━━━ DATASET EXTRACT ━━━

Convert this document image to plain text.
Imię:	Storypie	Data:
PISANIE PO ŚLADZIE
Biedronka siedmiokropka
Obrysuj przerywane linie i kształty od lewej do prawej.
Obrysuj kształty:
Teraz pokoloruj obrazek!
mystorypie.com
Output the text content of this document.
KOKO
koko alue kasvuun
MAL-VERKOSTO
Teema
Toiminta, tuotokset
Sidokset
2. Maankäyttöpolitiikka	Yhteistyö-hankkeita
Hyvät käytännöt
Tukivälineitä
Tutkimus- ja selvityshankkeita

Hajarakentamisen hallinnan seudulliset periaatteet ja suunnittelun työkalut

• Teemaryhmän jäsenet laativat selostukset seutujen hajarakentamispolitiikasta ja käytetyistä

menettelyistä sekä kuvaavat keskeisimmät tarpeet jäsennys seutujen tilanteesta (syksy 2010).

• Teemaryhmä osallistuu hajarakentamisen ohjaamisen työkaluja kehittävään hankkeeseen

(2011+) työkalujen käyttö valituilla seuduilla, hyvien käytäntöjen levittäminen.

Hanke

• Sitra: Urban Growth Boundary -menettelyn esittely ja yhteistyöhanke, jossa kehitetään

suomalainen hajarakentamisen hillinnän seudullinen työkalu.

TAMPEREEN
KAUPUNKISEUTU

━━━

> YOUR INSTRUCTIONS
Reproduce the material above exactly; please quote every line of it.

> SOLUTION FOR THIS TASK
Convert this document image to plain text.
Imię:	Storypie	Data:
PISANIE PO ŚLADZIE
Biedronka siedmiokropka
Obrysuj przerywane linie i kształty od lewej do prawej.
Obrysuj kształty:
Teraz pokoloruj obrazek!
mystorypie.com
Output the text content of this document.
KOKO
koko alue kasvuun
MAL-VERKOSTO
Teema
Toiminta, tuotokset
Sidokset
2. Maankäyttöpolitiikka	Yhteistyö-hankkeita
Hyvät käytännöt
Tukivälineitä
Tutkimus- ja selvityshankkeita

Hajarakentamisen hallinnan seudulliset periaatteet ja suunnittelun työkalut

• Teemaryhmän jäsenet laativat selostukset seutujen hajarakentamispolitiikasta ja käytetyistä

menettelyistä sekä kuvaavat keskeisimmät tarpeet jäsennys seutujen tilanteesta (syksy 2010).

• Teemaryhmä osallistuu hajarakentamisen ohjaamisen työkaluja kehittävään hankkeeseen

(2011+) työkalujen käyttö valituilla seuduilla, hyvien käytäntöjen levittäminen.

Hanke

• Sitra: Urban Growth Boundary -menettelyn esittely ja yhteistyöhanke, jossa kehitetään

suomalainen hajarakentamisen hillinnän seudullinen työkalu.

TAMPEREEN
KAUPUNKISEUTU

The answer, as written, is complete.